Start of Data listing

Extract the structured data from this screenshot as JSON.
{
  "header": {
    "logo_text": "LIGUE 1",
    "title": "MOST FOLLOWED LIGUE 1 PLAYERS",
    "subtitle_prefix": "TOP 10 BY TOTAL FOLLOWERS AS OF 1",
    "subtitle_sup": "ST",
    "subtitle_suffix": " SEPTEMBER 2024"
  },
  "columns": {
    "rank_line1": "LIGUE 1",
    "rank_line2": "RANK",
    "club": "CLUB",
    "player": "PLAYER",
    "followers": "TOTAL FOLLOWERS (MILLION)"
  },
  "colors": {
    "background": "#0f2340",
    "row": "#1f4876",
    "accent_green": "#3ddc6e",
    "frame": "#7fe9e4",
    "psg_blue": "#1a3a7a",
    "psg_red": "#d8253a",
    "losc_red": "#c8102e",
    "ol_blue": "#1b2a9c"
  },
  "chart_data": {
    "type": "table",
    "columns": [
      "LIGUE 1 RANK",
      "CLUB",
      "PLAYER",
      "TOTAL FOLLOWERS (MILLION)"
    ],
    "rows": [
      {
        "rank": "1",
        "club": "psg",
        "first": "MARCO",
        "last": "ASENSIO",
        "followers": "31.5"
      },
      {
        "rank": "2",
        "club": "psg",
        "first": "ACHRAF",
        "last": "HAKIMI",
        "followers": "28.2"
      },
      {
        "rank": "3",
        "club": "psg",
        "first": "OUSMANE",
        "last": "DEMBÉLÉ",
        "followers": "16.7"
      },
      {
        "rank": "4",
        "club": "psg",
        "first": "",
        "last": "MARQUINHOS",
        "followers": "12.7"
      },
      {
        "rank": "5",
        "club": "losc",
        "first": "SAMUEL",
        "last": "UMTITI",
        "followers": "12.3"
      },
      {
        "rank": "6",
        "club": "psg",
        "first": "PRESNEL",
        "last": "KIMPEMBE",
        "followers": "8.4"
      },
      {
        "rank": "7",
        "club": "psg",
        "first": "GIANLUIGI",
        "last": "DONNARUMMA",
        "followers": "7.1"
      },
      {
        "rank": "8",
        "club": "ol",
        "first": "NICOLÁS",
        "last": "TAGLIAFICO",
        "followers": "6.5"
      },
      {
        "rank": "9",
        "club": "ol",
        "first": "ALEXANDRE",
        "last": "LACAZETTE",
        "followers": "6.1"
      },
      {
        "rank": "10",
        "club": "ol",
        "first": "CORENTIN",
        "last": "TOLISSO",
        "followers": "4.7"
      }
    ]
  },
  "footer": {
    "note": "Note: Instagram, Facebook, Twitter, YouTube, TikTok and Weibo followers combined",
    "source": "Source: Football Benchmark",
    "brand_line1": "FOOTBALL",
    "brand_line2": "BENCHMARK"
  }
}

End of Data listing

• [Do this] Where a line in the material above holds "LIGUE", copy that line.

• [Task output]
    "logo_text": "LIGUE 1",
    "title": "MOST FOLLOWED LIGUE 1 PLAYERS",
    "rank_line1": "LIGUE 1",
      "LIGUE 1 RANK",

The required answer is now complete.